**THE TASK**
Check each line of the material below for "バネからワイヤーが外れるためバネが傷みにくい", then copy the ones that contain it.

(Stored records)
● ● ● ● ●

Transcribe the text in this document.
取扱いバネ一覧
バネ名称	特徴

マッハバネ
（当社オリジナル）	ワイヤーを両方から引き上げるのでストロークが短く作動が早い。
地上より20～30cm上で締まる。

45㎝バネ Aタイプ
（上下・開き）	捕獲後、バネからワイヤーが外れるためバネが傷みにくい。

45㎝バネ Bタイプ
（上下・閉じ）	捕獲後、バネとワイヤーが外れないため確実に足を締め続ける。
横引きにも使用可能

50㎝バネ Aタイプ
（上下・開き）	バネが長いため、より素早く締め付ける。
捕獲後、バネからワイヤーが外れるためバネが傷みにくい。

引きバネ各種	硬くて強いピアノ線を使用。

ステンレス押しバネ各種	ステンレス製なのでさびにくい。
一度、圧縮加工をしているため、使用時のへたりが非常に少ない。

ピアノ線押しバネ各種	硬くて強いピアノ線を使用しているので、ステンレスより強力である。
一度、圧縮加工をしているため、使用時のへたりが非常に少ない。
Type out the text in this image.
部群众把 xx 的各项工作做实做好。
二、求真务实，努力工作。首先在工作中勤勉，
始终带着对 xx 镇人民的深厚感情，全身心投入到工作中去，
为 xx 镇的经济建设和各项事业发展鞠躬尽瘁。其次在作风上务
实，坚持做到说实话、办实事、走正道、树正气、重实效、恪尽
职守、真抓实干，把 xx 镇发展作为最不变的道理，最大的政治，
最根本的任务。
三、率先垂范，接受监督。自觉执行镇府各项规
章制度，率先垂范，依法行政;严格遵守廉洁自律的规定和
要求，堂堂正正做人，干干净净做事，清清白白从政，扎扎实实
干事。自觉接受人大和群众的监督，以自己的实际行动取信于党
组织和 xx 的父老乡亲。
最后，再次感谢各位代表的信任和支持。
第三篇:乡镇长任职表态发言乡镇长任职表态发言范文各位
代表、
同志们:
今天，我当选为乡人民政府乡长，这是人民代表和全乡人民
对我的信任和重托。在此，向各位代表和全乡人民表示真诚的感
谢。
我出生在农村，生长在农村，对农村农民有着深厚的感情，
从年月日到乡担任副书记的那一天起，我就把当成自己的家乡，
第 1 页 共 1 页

● ● ● ● ●

**SOLUTION TO THIS EXERCISE**
（上下・開き）	捕獲後、バネからワイヤーが外れるためバネが傷みにくい。
捕獲後、バネからワイヤーが外れるためバネが傷みにくい。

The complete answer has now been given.